> _THE EXERCISE_
Count how many lines hold the string "name". Answer with that number and nothing more.

Dataset items:
=====

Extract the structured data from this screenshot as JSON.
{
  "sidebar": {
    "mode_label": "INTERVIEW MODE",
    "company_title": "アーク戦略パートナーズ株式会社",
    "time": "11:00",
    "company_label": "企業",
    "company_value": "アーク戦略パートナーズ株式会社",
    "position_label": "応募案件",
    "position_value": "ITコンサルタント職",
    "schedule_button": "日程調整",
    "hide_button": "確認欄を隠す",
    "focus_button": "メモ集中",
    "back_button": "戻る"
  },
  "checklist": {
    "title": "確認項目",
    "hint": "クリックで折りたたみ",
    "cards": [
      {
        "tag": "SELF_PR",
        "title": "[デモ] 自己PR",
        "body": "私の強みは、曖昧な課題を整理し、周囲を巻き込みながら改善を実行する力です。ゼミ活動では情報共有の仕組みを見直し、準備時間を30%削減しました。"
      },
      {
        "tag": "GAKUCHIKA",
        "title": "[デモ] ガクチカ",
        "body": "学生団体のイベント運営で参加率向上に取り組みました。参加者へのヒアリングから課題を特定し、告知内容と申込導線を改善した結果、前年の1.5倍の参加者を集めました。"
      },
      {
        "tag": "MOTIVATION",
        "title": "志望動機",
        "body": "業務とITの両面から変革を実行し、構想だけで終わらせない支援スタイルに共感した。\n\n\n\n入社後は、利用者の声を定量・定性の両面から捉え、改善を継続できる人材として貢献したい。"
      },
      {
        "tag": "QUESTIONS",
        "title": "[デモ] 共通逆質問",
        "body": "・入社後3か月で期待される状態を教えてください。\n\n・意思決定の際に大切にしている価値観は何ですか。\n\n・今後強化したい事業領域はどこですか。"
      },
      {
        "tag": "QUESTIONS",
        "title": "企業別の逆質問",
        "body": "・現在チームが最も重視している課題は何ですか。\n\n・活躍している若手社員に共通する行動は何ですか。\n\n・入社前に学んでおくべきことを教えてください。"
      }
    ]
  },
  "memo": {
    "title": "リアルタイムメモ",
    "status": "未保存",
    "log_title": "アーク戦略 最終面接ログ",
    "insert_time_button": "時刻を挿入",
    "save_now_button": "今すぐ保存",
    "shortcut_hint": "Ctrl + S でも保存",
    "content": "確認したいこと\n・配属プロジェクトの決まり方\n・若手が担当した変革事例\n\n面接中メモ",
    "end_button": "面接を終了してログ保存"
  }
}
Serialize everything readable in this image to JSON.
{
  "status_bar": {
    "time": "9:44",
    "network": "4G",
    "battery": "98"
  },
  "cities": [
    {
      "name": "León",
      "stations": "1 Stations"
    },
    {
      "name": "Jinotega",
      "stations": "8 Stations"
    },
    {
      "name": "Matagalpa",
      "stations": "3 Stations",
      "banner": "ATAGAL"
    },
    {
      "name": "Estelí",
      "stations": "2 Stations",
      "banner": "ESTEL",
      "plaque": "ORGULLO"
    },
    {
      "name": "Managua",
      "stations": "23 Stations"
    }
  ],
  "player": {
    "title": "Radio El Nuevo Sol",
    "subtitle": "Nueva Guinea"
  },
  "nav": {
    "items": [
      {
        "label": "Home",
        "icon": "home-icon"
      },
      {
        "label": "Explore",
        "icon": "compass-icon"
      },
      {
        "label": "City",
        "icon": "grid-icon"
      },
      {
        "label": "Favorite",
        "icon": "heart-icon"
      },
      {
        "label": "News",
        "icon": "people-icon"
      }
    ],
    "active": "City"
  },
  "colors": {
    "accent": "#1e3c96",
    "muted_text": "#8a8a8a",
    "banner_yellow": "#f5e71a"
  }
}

=====

> _EXERCISE RESPONSE_
5